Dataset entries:
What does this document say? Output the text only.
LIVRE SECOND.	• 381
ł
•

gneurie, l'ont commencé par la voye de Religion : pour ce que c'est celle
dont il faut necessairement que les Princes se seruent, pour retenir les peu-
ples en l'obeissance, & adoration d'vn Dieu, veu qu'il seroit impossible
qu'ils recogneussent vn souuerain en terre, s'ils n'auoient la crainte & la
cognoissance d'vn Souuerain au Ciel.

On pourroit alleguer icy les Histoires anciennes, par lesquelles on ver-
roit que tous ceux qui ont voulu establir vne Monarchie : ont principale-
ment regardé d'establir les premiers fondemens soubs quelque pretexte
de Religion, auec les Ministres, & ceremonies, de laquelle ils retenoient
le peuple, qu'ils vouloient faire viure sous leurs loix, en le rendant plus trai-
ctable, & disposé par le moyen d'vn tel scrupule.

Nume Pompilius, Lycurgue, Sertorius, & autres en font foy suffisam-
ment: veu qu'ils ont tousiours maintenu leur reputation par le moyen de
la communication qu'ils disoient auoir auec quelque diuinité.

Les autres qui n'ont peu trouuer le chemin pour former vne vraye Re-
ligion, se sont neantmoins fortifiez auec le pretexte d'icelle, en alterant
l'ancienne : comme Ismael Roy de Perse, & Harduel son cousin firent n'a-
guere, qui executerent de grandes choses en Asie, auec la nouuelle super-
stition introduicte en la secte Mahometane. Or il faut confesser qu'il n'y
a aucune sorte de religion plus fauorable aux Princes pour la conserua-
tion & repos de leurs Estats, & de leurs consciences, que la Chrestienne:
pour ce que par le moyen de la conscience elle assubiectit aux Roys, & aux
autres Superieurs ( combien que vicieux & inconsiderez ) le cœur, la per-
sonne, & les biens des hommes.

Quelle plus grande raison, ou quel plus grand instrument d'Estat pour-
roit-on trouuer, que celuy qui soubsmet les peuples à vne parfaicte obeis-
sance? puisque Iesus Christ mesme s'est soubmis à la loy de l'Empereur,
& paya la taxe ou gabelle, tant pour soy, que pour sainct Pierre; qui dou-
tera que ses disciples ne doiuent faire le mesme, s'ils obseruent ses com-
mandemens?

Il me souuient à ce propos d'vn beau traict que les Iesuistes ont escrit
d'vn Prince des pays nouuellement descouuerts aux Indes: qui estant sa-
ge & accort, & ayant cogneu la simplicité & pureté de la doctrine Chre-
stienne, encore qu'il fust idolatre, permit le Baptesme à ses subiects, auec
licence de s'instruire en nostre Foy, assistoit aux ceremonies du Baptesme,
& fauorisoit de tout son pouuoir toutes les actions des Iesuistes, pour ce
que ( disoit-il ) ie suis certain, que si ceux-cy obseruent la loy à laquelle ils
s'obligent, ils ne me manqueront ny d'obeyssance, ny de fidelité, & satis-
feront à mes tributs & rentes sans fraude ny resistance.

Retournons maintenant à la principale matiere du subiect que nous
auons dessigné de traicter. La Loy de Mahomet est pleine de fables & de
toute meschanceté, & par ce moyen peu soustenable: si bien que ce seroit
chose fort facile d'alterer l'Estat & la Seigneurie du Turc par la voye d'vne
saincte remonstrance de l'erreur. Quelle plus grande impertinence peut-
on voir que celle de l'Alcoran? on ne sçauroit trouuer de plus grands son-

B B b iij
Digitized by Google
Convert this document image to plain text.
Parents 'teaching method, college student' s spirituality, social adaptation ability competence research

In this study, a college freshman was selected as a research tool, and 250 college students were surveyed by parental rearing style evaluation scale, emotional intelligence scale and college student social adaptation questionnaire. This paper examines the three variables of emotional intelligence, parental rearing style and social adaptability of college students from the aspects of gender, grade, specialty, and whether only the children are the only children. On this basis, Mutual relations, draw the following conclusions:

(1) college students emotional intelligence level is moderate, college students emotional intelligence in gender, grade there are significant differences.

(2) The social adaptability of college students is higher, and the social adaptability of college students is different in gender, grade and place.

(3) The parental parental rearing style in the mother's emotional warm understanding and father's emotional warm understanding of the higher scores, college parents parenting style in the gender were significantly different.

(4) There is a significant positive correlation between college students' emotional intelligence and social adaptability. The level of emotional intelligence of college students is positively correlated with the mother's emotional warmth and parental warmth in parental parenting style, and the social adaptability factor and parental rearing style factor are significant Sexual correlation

REQUEST:
All of the entries above should be written out again exactly.

EXERCISE RESULT:
What does this document say? Output the text only.
LIVRE SECOND.	• 381
ł
•

gneurie, l'ont commencé par la voye de Religion : pour ce que c'est celle
dont il faut necessairement que les Princes se seruent, pour retenir les peu-
ples en l'obeissance, & adoration d'vn Dieu, veu qu'il seroit impossible
qu'ils recogneussent vn souuerain en terre, s'ils n'auoient la crainte & la
cognoissance d'vn Souuerain au Ciel.

On pourroit alleguer icy les Histoires anciennes, par lesquelles on ver-
roit que tous ceux qui ont voulu establir vne Monarchie : ont principale-
ment regardé d'establir les premiers fondemens soubs quelque pretexte
de Religion, auec les Ministres, & ceremonies, de laquelle ils retenoient
le peuple, qu'ils vouloient faire viure sous leurs loix, en le rendant plus trai-
ctable, & disposé par le moyen d'vn tel scrupule.

Nume Pompilius, Lycurgue, Sertorius, & autres en font foy suffisam-
ment: veu qu'ils ont tousiours maintenu leur reputation par le moyen de
la communication qu'ils disoient auoir auec quelque diuinité.

Les autres qui n'ont peu trouuer le chemin pour former vne vraye Re-
ligion, se sont neantmoins fortifiez auec le pretexte d'icelle, en alterant
l'ancienne : comme Ismael Roy de Perse, & Harduel son cousin firent n'a-
guere, qui executerent de grandes choses en Asie, auec la nouuelle super-
stition introduicte en la secte Mahometane. Or il faut confesser qu'il n'y
a aucune sorte de religion plus fauorable aux Princes pour la conserua-
tion & repos de leurs Estats, & de leurs consciences, que la Chrestienne:
pour ce que par le moyen de la conscience elle assubiectit aux Roys, & aux
autres Superieurs ( combien que vicieux & inconsiderez ) le cœur, la per-
sonne, & les biens des hommes.

Quelle plus grande raison, ou quel plus grand instrument d'Estat pour-
roit-on trouuer, que celuy qui soubsmet les peuples à vne parfaicte obeis-
sance? puisque Iesus Christ mesme s'est soubmis à la loy de l'Empereur,
& paya la taxe ou gabelle, tant pour soy, que pour sainct Pierre; qui dou-
tera que ses disciples ne doiuent faire le mesme, s'ils obseruent ses com-
mandemens?

Il me souuient à ce propos d'vn beau traict que les Iesuistes ont escrit
d'vn Prince des pays nouuellement descouuerts aux Indes: qui estant sa-
ge & accort, & ayant cogneu la simplicité & pureté de la doctrine Chre-
stienne, encore qu'il fust idolatre, permit le Baptesme à ses subiects, auec
licence de s'instruire en nostre Foy, assistoit aux ceremonies du Baptesme,
& fauorisoit de tout son pouuoir toutes les actions des Iesuistes, pour ce
que ( disoit-il ) ie suis certain, que si ceux-cy obseruent la loy à laquelle ils
s'obligent, ils ne me manqueront ny d'obeyssance, ny de fidelité, & satis-
feront à mes tributs & rentes sans fraude ny resistance.

Retournons maintenant à la principale matiere du subiect que nous
auons dessigné de traicter. La Loy de Mahomet est pleine de fables & de
toute meschanceté, & par ce moyen peu soustenable: si bien que ce seroit
chose fort facile d'alterer l'Estat & la Seigneurie du Turc par la voye d'vne
saincte remonstrance de l'erreur. Quelle plus grande impertinence peut-
on voir que celle de l'Alcoran? on ne sçauroit trouuer de plus grands son-

B B b iij
Digitized by Google
Convert this document image to plain text.
Parents 'teaching method, college student' s spirituality, social adaptation ability competence research

In this study, a college freshman was selected as a research tool, and 250 college students were surveyed by parental rearing style evaluation scale, emotional intelligence scale and college student social adaptation questionnaire. This paper examines the three variables of emotional intelligence, parental rearing style and social adaptability of college students from the aspects of gender, grade, specialty, and whether only the children are the only children. On this basis, Mutual relations, draw the following conclusions:

(1) college students emotional intelligence level is moderate, college students emotional intelligence in gender, grade there are significant differences.

(2) The social adaptability of college students is higher, and the social adaptability of college students is different in gender, grade and place.

(3) The parental parental rearing style in the mother's emotional warm understanding and father's emotional warm understanding of the higher scores, college parents parenting style in the gender were significantly different.

(4) There is a significant positive correlation between college students' emotional intelligence and social adaptability. The level of emotional intelligence of college students is positively correlated with the mother's emotional warmth and parental warmth in parental parenting style, and the social adaptability factor and parental rearing style factor are significant Sexual correlation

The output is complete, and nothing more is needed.